#### Task statement:
Output all the data exactly. Pictures do not belong in the copy.

[Raw records]
● ● ●
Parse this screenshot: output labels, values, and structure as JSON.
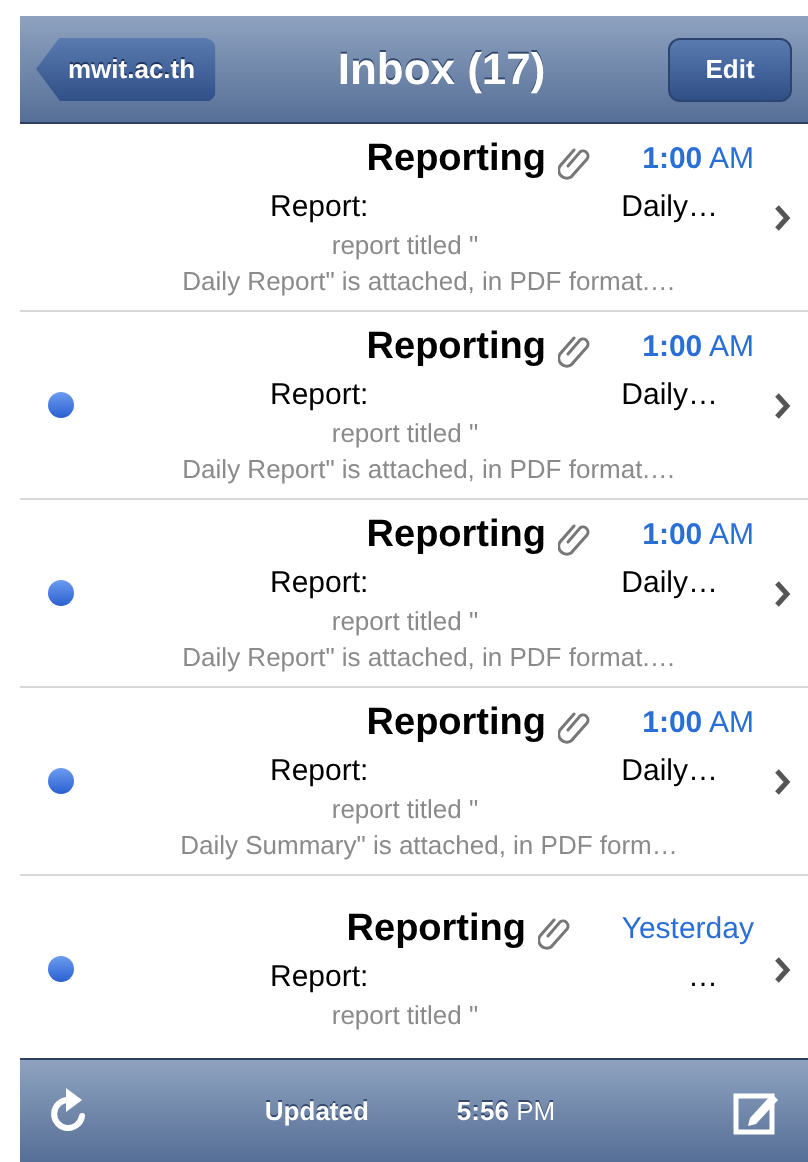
{
  "nav": {
    "back": "mwit.ac.th",
    "title": "Inbox (17)",
    "edit": "Edit"
  },
  "messages": [
    {
      "unread": false,
      "sender": "Reporting",
      "attachment": true,
      "time": "1:00",
      "meridiem": "AM",
      "subject": "Report:",
      "subject_end": "Daily…",
      "preview": [
        "report titled \"",
        "Daily Report\" is attached, in PDF format.…"
      ]
    },
    {
      "unread": true,
      "sender": "Reporting",
      "attachment": true,
      "time": "1:00",
      "meridiem": "AM",
      "subject": "Report:",
      "subject_end": "Daily…",
      "preview": [
        "report titled \"",
        "Daily Report\" is attached, in PDF format.…"
      ]
    },
    {
      "unread": true,
      "sender": "Reporting",
      "attachment": true,
      "time": "1:00",
      "meridiem": "AM",
      "subject": "Report:",
      "subject_end": "Daily…",
      "preview": [
        "report titled \"",
        "Daily Report\" is attached, in PDF format.…"
      ]
    },
    {
      "unread": true,
      "sender": "Reporting",
      "attachment": true,
      "time": "1:00",
      "meridiem": "AM",
      "subject": "Report:",
      "subject_end": "Daily…",
      "preview": [
        "report titled \"",
        "Daily Summary\" is attached, in PDF form…"
      ]
    },
    {
      "unread": true,
      "sender": "Reporting",
      "attachment": true,
      "time": "Yesterday",
      "subject": "Report:",
      "subject_end": "…",
      "preview": [
        "report titled \""
      ]
    }
  ],
  "toolbar": {
    "status": "Updated",
    "time": "5:56",
    "meridiem": "PM"
  }
}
● ● ●
#### Result:
Parse this screenshot: output labels, values, and structure as JSON.
{
  "nav": {
    "back": "mwit.ac.th",
    "title": "Inbox (17)",
    "edit": "Edit"
  },
  "messages": [
    {
      "unread": false,
      "sender": "Reporting",
      "attachment": true,
      "time": "1:00",
      "meridiem": "AM",
      "subject": "Report:",
      "subject_end": "Daily…",
      "preview": [
        "report titled \"",
        "Daily Report\" is attached, in PDF format.…"
      ]
    },
    {
      "unread": true,
      "sender": "Reporting",
      "attachment": true,
      "time": "1:00",
      "meridiem": "AM",
      "subject": "Report:",
      "subject_end": "Daily…",
      "preview": [
        "report titled \"",
        "Daily Report\" is attached, in PDF format.…"
      ]
    },
    {
      "unread": true,
      "sender": "Reporting",
      "attachment": true,
      "time": "1:00",
      "meridiem": "AM",
      "subject": "Report:",
      "subject_end": "Daily…",
      "preview": [
        "report titled \"",
        "Daily Report\" is attached, in PDF format.…"
      ]
    },
    {
      "unread": true,
      "sender": "Reporting",
      "attachment": true,
      "time": "1:00",
      "meridiem": "AM",
      "subject": "Report:",
      "subject_end": "Daily…",
      "preview": [
        "report titled \"",
        "Daily Summary\" is attached, in PDF form…"
      ]
    },
    {
      "unread": true,
      "sender": "Reporting",
      "attachment": true,
      "time": "Yesterday",
      "subject": "Report:",
      "subject_end": "…",
      "preview": [
        "report titled \""
      ]
    }
  ],
  "toolbar": {
    "status": "Updated",
    "time": "5:56",
    "meridiem": "PM"
  }
}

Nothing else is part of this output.